* _Requirement_: Look below. Copy each line that has "사용승인이" in it.

* _Exercise data_:
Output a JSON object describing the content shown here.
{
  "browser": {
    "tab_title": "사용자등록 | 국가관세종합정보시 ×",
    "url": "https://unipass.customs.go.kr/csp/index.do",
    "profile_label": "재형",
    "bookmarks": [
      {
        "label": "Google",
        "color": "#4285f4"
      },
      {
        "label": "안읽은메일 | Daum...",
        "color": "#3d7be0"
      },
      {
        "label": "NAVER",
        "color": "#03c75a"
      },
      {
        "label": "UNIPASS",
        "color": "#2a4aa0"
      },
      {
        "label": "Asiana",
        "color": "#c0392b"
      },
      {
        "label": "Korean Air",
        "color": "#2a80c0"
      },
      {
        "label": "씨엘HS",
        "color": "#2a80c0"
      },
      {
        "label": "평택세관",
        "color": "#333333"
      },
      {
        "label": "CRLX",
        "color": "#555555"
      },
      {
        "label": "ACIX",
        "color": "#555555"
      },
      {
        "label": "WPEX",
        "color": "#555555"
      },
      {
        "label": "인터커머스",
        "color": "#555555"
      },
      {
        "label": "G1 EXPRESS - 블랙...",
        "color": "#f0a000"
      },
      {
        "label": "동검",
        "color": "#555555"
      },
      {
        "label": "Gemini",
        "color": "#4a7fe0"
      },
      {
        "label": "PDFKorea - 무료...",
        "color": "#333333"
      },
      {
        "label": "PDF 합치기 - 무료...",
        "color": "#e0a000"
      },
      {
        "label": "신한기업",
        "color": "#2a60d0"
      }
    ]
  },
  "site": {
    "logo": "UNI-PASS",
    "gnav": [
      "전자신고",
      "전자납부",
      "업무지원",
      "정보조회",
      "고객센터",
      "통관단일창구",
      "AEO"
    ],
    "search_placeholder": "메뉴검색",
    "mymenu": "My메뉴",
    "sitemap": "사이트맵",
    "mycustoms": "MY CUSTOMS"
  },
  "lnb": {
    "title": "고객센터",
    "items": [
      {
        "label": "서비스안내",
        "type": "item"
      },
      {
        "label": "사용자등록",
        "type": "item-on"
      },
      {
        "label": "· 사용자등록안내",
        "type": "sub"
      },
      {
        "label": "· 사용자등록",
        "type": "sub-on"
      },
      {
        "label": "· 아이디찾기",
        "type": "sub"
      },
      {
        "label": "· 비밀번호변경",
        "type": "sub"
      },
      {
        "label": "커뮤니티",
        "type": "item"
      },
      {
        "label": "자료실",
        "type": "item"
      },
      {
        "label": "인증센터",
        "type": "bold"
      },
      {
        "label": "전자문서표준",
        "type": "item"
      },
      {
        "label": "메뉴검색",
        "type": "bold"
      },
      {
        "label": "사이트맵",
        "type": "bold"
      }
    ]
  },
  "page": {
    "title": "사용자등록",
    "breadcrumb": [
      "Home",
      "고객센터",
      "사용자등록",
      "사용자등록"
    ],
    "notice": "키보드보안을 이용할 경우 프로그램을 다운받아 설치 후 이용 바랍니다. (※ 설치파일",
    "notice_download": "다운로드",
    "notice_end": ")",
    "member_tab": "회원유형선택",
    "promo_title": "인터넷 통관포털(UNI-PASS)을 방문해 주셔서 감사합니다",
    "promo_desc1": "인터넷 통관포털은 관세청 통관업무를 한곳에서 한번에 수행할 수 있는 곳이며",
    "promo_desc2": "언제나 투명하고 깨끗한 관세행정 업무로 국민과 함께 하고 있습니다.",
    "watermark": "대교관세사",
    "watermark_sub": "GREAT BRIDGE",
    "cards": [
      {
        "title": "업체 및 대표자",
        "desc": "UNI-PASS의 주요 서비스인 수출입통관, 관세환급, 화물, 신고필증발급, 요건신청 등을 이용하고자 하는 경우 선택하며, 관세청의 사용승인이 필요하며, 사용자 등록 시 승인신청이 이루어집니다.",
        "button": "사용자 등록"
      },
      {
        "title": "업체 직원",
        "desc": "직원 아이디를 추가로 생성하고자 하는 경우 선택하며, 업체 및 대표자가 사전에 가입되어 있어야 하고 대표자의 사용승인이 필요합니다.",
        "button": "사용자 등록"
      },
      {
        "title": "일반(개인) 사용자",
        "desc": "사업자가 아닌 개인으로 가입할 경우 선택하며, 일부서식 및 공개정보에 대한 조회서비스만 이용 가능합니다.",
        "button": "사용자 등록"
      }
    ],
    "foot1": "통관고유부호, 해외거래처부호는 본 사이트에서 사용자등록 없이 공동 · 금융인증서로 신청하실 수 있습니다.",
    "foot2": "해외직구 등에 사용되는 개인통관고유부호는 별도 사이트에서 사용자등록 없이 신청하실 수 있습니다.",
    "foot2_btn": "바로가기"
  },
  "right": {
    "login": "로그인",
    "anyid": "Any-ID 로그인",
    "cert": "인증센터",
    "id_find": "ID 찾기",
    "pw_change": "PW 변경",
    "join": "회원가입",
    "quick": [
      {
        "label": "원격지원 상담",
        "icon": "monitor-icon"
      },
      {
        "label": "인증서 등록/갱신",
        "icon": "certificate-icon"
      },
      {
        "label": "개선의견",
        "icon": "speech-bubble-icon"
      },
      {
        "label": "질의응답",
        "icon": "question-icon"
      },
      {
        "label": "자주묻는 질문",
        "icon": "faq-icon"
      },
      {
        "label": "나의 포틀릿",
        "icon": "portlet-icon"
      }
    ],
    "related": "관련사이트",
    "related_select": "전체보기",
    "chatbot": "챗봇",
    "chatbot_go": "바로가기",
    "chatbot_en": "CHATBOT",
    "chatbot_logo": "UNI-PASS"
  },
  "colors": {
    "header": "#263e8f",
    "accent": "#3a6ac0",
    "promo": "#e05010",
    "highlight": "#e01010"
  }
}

* _Reply_:
        "desc": "UNI-PASS의 주요 서비스인 수출입통관, 관세환급, 화물, 신고필증발급, 요건신청 등을 이용하고자 하는 경우 선택하며, 관세청의 사용승인이 필요하며, 사용자 등록 시 승인신청이 이루어집니다.",
        "desc": "직원 아이디를 추가로 생성하고자 하는 경우 선택하며, 업체 및 대표자가 사전에 가입되어 있어야 하고 대표자의 사용승인이 필요합니다.",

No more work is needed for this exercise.